• **Your task**:
Transcribe all of the records word for word, but omit the pictures.

• **Information given**:
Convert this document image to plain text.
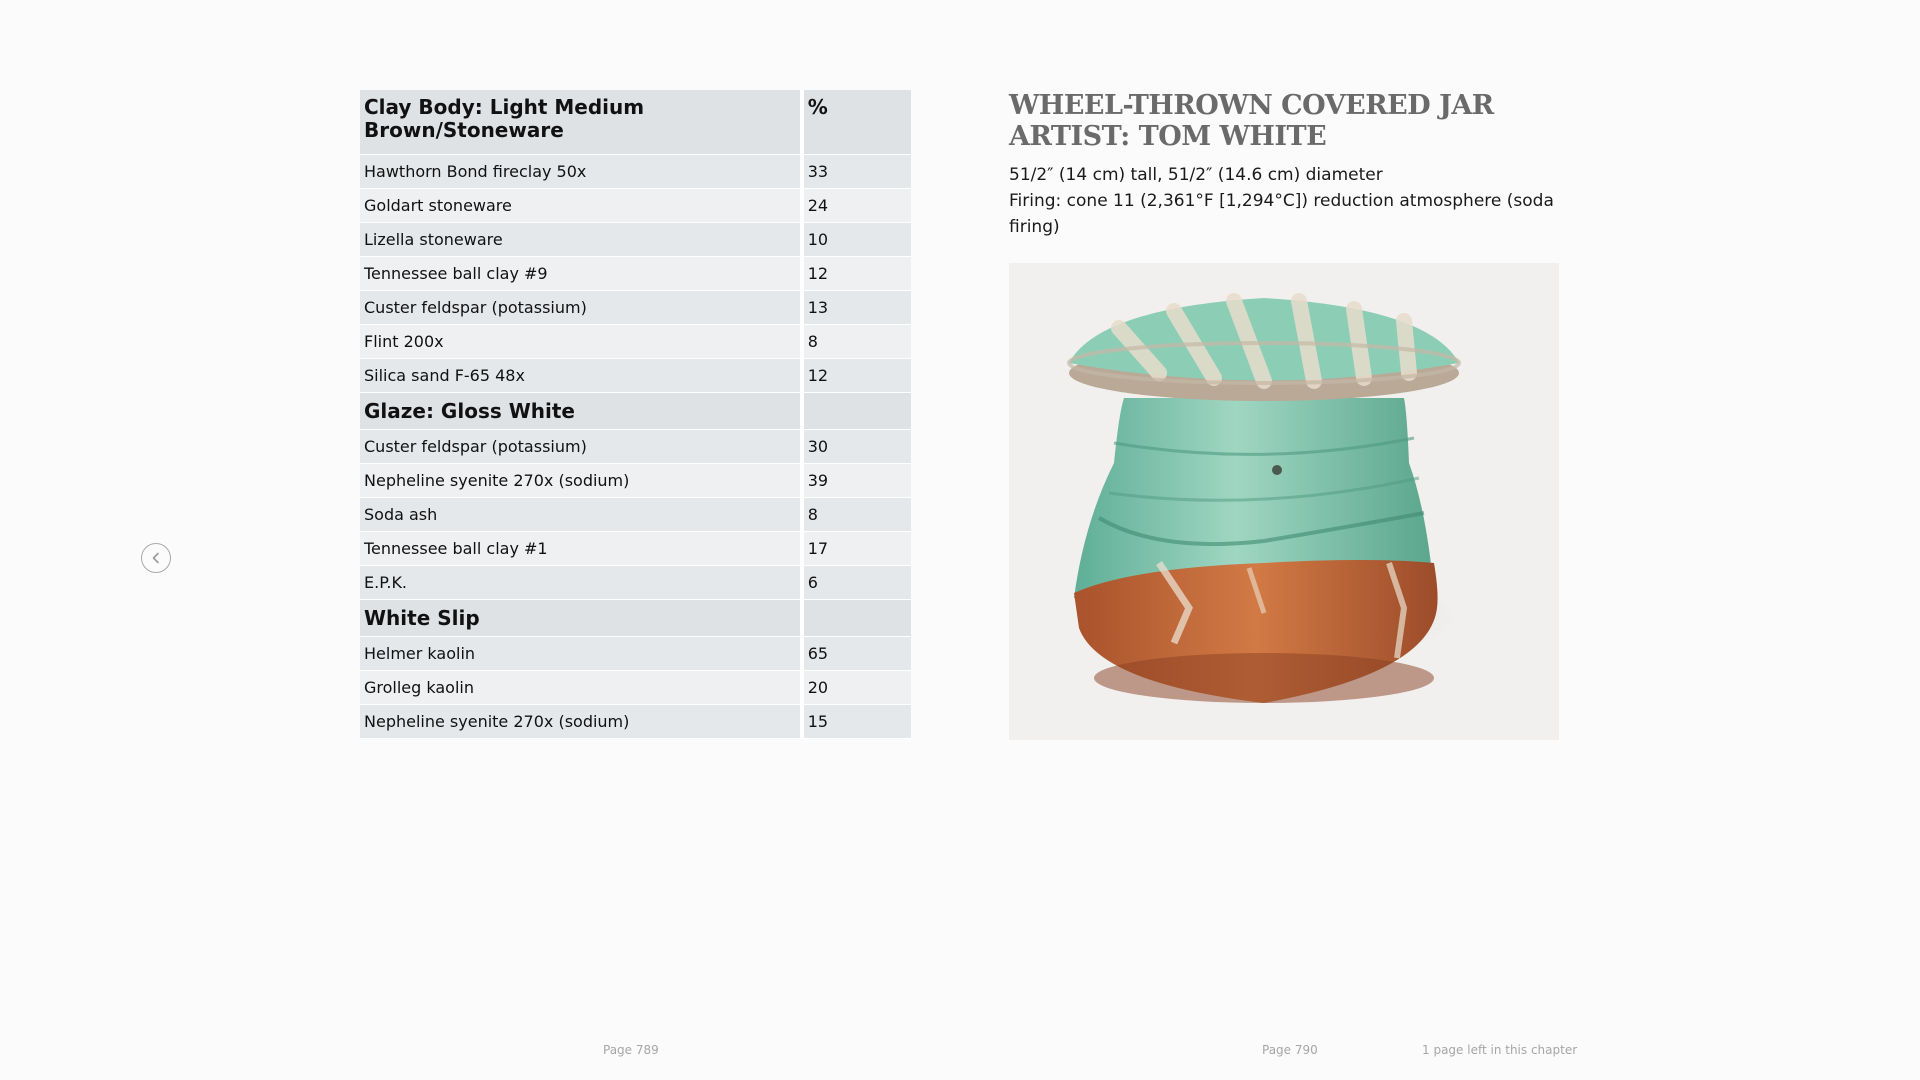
Clay Body: Light Medium Brown/Stoneware	%
Hawthorn Bond fireclay 50x	33
Goldart stoneware	24
Lizella stoneware	10
Tennessee ball clay #9	12
Custer feldspar (potassium)	13
Flint 200x	8
Silica sand F-65 48x	12
Glaze: Gloss White	
Custer feldspar (potassium)	30
Nepheline syenite 270x (sodium)	39
Soda ash	8
Tennessee ball clay #1	17
E.P.K.	6
White Slip	
Helmer kaolin	65
Grolleg kaolin	20
Nepheline syenite 270x (sodium)	15
WHEEL-THROWN COVERED JAR
ARTIST: TOM WHITE
51/2″ (14 cm) tall, 51/2″ (14.6 cm) diameter
Firing: cone 11 (2,361°F [1,294°C]) reduction atmosphere (soda firing)
Page 789	Page 790	1 page left in this chapter
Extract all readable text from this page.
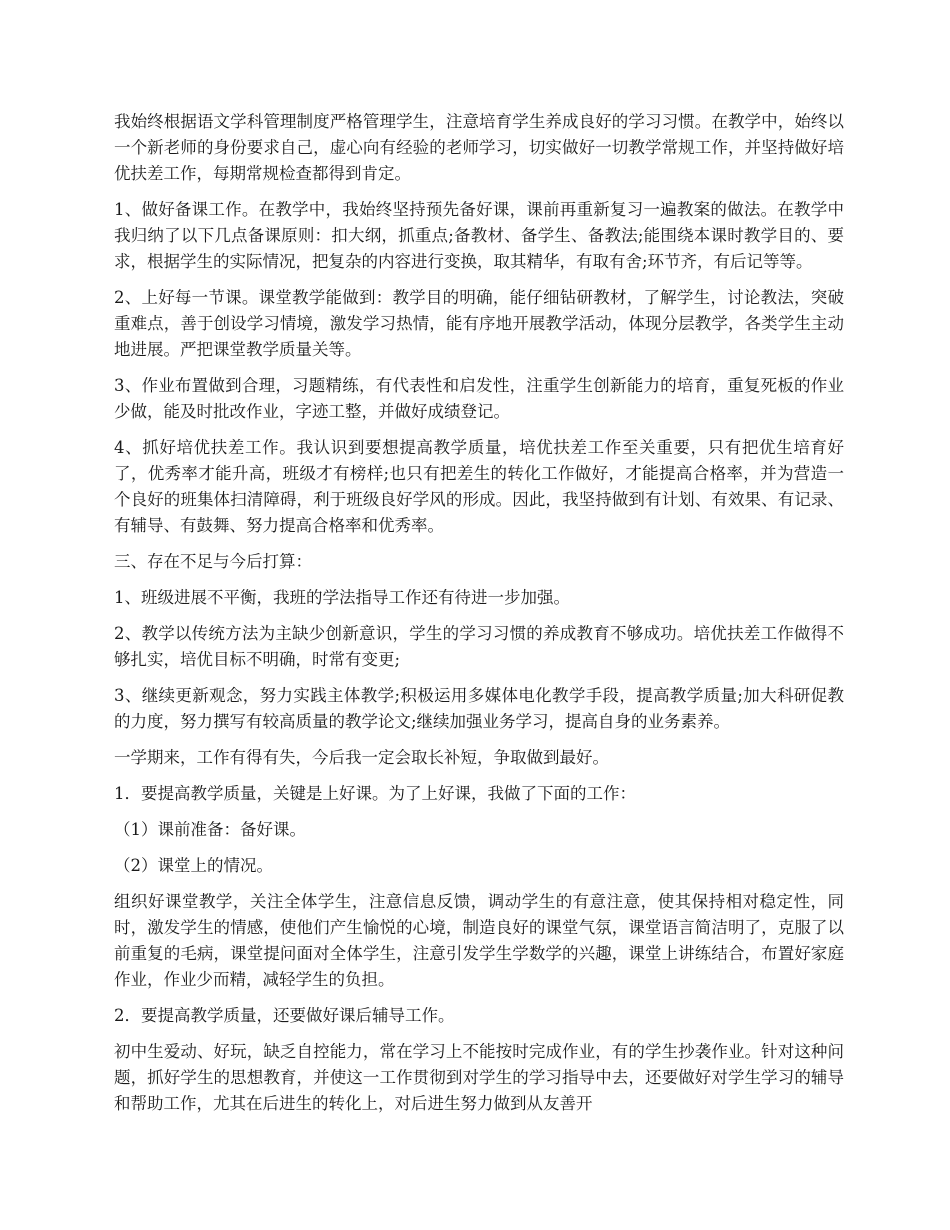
我始终根据语文学科管理制度严格管理学生，注意培育学生养成良好的学习习惯。在教学中，始终以一个新老师的身份要求自己，虚心向有经验的老师学习，切实做好一切教学常规工作，并坚持做好培优扶差工作，每期常规检查都得到肯定。

1、做好备课工作。在教学中，我始终坚持预先备好课，课前再重新复习一遍教案的做法。在教学中我归纳了以下几点备课原则：扣大纲，抓重点;备教材、备学生、备教法;能围绕本课时教学目的、要求，根据学生的实际情况，把复杂的内容进行变换，取其精华，有取有舍;环节齐，有后记等等。

2、上好每一节课。课堂教学能做到：教学目的明确，能仔细钻研教材，了解学生，讨论教法，突破重难点，善于创设学习情境，激发学习热情，能有序地开展教学活动，体现分层教学，各类学生主动地进展。严把课堂教学质量关等。

3、作业布置做到合理，习题精练，有代表性和启发性，注重学生创新能力的培育，重复死板的作业少做，能及时批改作业，字迹工整，并做好成绩登记。

4、抓好培优扶差工作。我认识到要想提高教学质量，培优扶差工作至关重要，只有把优生培育好了，优秀率才能升高，班级才有榜样;也只有把差生的转化工作做好，才能提高合格率，并为营造一个良好的班集体扫清障碍，利于班级良好学风的形成。因此，我坚持做到有计划、有效果、有记录、有辅导、有鼓舞、努力提高合格率和优秀率。

三、存在不足与今后打算：

1、班级进展不平衡，我班的学法指导工作还有待进一步加强。

2、教学以传统方法为主缺少创新意识，学生的学习习惯的养成教育不够成功。培优扶差工作做得不够扎实，培优目标不明确，时常有变更;

3、继续更新观念，努力实践主体教学;积极运用多媒体电化教学手段，提高教学质量;加大科研促教的力度，努力撰写有较高质量的教学论文;继续加强业务学习，提高自身的业务素养。

一学期来，工作有得有失，今后我一定会取长补短，争取做到最好。

1．要提高教学质量，关键是上好课。为了上好课，我做了下面的工作：

（1）课前准备：备好课。

（2）课堂上的情况。

组织好课堂教学，关注全体学生，注意信息反馈，调动学生的有意注意，使其保持相对稳定性，同时，激发学生的情感，使他们产生愉悦的心境，制造良好的课堂气氛，课堂语言简洁明了，克服了以前重复的毛病，课堂提问面对全体学生，注意引发学生学数学的兴趣，课堂上讲练结合，布置好家庭作业，作业少而精，减轻学生的负担。

2．要提高教学质量，还要做好课后辅导工作。

初中生爱动、好玩，缺乏自控能力，常在学习上不能按时完成作业，有的学生抄袭作业。针对这种问题，抓好学生的思想教育，并使这一工作贯彻到对学生的学习指导中去，还要做好对学生学习的辅导和帮助工作，尤其在后进生的转化上，对后进生努力做到从友善开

• **Answer to the problem**:
Convert this document image to plain text.
Clay Body: Light Medium Brown/Stoneware	%
Hawthorn Bond fireclay 50x	33
Goldart stoneware	24
Lizella stoneware	10
Tennessee ball clay #9	12
Custer feldspar (potassium)	13
Flint 200x	8
Silica sand F-65 48x	12
Glaze: Gloss White	
Custer feldspar (potassium)	30
Nepheline syenite 270x (sodium)	39
Soda ash	8
Tennessee ball clay #1	17
E.P.K.	6
White Slip	
Helmer kaolin	65
Grolleg kaolin	20
Nepheline syenite 270x (sodium)	15
WHEEL-THROWN COVERED JAR
ARTIST: TOM WHITE
51/2″ (14 cm) tall, 51/2″ (14.6 cm) diameter
Firing: cone 11 (2,361°F [1,294°C]) reduction atmosphere (soda firing)
Page 789	Page 790	1 page left in this chapter
Extract all readable text from this page.
我始终根据语文学科管理制度严格管理学生，注意培育学生养成良好的学习习惯。在教学中，始终以一个新老师的身份要求自己，虚心向有经验的老师学习，切实做好一切教学常规工作，并坚持做好培优扶差工作，每期常规检查都得到肯定。

1、做好备课工作。在教学中，我始终坚持预先备好课，课前再重新复习一遍教案的做法。在教学中我归纳了以下几点备课原则：扣大纲，抓重点;备教材、备学生、备教法;能围绕本课时教学目的、要求，根据学生的实际情况，把复杂的内容进行变换，取其精华，有取有舍;环节齐，有后记等等。

2、上好每一节课。课堂教学能做到：教学目的明确，能仔细钻研教材，了解学生，讨论教法，突破重难点，善于创设学习情境，激发学习热情，能有序地开展教学活动，体现分层教学，各类学生主动地进展。严把课堂教学质量关等。

3、作业布置做到合理，习题精练，有代表性和启发性，注重学生创新能力的培育，重复死板的作业少做，能及时批改作业，字迹工整，并做好成绩登记。

4、抓好培优扶差工作。我认识到要想提高教学质量，培优扶差工作至关重要，只有把优生培育好了，优秀率才能升高，班级才有榜样;也只有把差生的转化工作做好，才能提高合格率，并为营造一个良好的班集体扫清障碍，利于班级良好学风的形成。因此，我坚持做到有计划、有效果、有记录、有辅导、有鼓舞、努力提高合格率和优秀率。

三、存在不足与今后打算：

1、班级进展不平衡，我班的学法指导工作还有待进一步加强。

2、教学以传统方法为主缺少创新意识，学生的学习习惯的养成教育不够成功。培优扶差工作做得不够扎实，培优目标不明确，时常有变更;

3、继续更新观念，努力实践主体教学;积极运用多媒体电化教学手段，提高教学质量;加大科研促教的力度，努力撰写有较高质量的教学论文;继续加强业务学习，提高自身的业务素养。

一学期来，工作有得有失，今后我一定会取长补短，争取做到最好。

1．要提高教学质量，关键是上好课。为了上好课，我做了下面的工作：

（1）课前准备：备好课。

（2）课堂上的情况。

组织好课堂教学，关注全体学生，注意信息反馈，调动学生的有意注意，使其保持相对稳定性，同时，激发学生的情感，使他们产生愉悦的心境，制造良好的课堂气氛，课堂语言简洁明了，克服了以前重复的毛病，课堂提问面对全体学生，注意引发学生学数学的兴趣，课堂上讲练结合，布置好家庭作业，作业少而精，减轻学生的负担。

2．要提高教学质量，还要做好课后辅导工作。

初中生爱动、好玩，缺乏自控能力，常在学习上不能按时完成作业，有的学生抄袭作业。针对这种问题，抓好学生的思想教育，并使这一工作贯彻到对学生的学习指导中去，还要做好对学生学习的辅导和帮助工作，尤其在后进生的转化上，对后进生努力做到从友善开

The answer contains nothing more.